Goal: Go through the entries one line at a time, and gather every line that has the word "value".

═══ Input material

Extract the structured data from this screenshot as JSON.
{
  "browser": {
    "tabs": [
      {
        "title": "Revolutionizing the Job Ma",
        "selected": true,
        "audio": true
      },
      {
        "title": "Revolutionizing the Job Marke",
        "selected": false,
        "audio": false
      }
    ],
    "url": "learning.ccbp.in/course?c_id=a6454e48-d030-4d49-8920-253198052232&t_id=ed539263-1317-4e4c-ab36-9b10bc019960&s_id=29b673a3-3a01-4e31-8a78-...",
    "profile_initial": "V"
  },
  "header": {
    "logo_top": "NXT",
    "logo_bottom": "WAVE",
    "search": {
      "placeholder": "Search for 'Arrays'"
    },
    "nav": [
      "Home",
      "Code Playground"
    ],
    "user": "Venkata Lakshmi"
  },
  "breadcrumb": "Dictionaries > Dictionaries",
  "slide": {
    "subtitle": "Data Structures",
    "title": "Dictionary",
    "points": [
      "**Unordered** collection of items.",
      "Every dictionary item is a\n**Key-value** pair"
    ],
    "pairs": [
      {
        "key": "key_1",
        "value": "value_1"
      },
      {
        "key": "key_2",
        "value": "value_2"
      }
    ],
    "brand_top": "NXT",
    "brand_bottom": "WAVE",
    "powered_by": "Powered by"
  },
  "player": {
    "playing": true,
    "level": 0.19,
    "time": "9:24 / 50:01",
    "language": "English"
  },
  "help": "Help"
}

══════

Full solution:
      "Every dictionary item is a\n**Key-value** pair"
        "value": "value_1"
        "value": "value_2"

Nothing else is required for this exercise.